*** Opening Data provided ***

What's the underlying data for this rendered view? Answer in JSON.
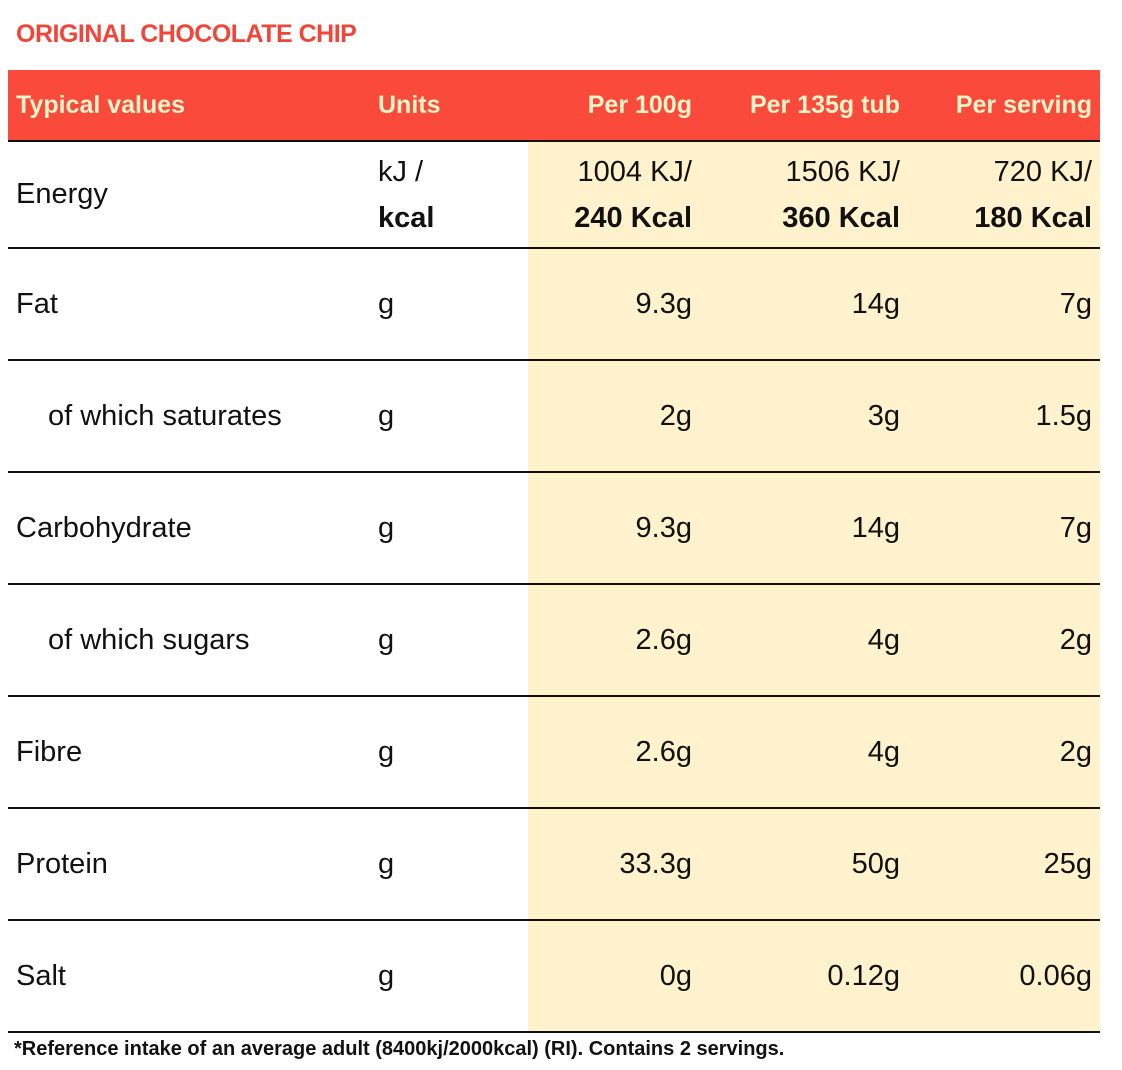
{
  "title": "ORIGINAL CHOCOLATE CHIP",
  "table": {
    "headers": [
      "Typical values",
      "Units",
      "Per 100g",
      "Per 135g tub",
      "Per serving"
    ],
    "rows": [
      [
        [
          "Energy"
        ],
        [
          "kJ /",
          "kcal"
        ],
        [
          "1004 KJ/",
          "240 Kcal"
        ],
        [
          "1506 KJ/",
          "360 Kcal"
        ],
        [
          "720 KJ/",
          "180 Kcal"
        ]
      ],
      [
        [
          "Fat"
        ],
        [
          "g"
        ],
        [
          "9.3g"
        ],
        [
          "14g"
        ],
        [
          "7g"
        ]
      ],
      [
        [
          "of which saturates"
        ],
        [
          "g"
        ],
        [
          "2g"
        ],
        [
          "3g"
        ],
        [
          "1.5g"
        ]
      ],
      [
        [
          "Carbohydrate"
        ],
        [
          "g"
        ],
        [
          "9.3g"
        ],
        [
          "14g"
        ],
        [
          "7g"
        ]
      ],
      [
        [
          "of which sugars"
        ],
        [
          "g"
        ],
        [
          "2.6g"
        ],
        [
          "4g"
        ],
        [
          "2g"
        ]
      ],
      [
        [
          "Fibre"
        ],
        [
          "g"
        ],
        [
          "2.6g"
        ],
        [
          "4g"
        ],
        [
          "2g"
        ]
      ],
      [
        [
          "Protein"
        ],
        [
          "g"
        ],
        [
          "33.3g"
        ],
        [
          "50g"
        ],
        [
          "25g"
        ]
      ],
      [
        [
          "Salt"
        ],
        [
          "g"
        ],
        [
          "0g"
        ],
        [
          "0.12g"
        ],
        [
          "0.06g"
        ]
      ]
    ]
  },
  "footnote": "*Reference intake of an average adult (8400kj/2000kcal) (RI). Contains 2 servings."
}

*** Closing Data provided ***

* Activity: Your copy should match the data exactly, apart from the images, which are dropped.

* Written answer:
What's the underlying data for this rendered view? Answer in JSON.
{
  "title": "ORIGINAL CHOCOLATE CHIP",
  "table": {
    "headers": [
      "Typical values",
      "Units",
      "Per 100g",
      "Per 135g tub",
      "Per serving"
    ],
    "rows": [
      [
        [
          "Energy"
        ],
        [
          "kJ /",
          "kcal"
        ],
        [
          "1004 KJ/",
          "240 Kcal"
        ],
        [
          "1506 KJ/",
          "360 Kcal"
        ],
        [
          "720 KJ/",
          "180 Kcal"
        ]
      ],
      [
        [
          "Fat"
        ],
        [
          "g"
        ],
        [
          "9.3g"
        ],
        [
          "14g"
        ],
        [
          "7g"
        ]
      ],
      [
        [
          "of which saturates"
        ],
        [
          "g"
        ],
        [
          "2g"
        ],
        [
          "3g"
        ],
        [
          "1.5g"
        ]
      ],
      [
        [
          "Carbohydrate"
        ],
        [
          "g"
        ],
        [
          "9.3g"
        ],
        [
          "14g"
        ],
        [
          "7g"
        ]
      ],
      [
        [
          "of which sugars"
        ],
        [
          "g"
        ],
        [
          "2.6g"
        ],
        [
          "4g"
        ],
        [
          "2g"
        ]
      ],
      [
        [
          "Fibre"
        ],
        [
          "g"
        ],
        [
          "2.6g"
        ],
        [
          "4g"
        ],
        [
          "2g"
        ]
      ],
      [
        [
          "Protein"
        ],
        [
          "g"
        ],
        [
          "33.3g"
        ],
        [
          "50g"
        ],
        [
          "25g"
        ]
      ],
      [
        [
          "Salt"
        ],
        [
          "g"
        ],
        [
          "0g"
        ],
        [
          "0.12g"
        ],
        [
          "0.06g"
        ]
      ]
    ]
  },
  "footnote": "*Reference intake of an average adult (8400kj/2000kcal) (RI). Contains 2 servings."
}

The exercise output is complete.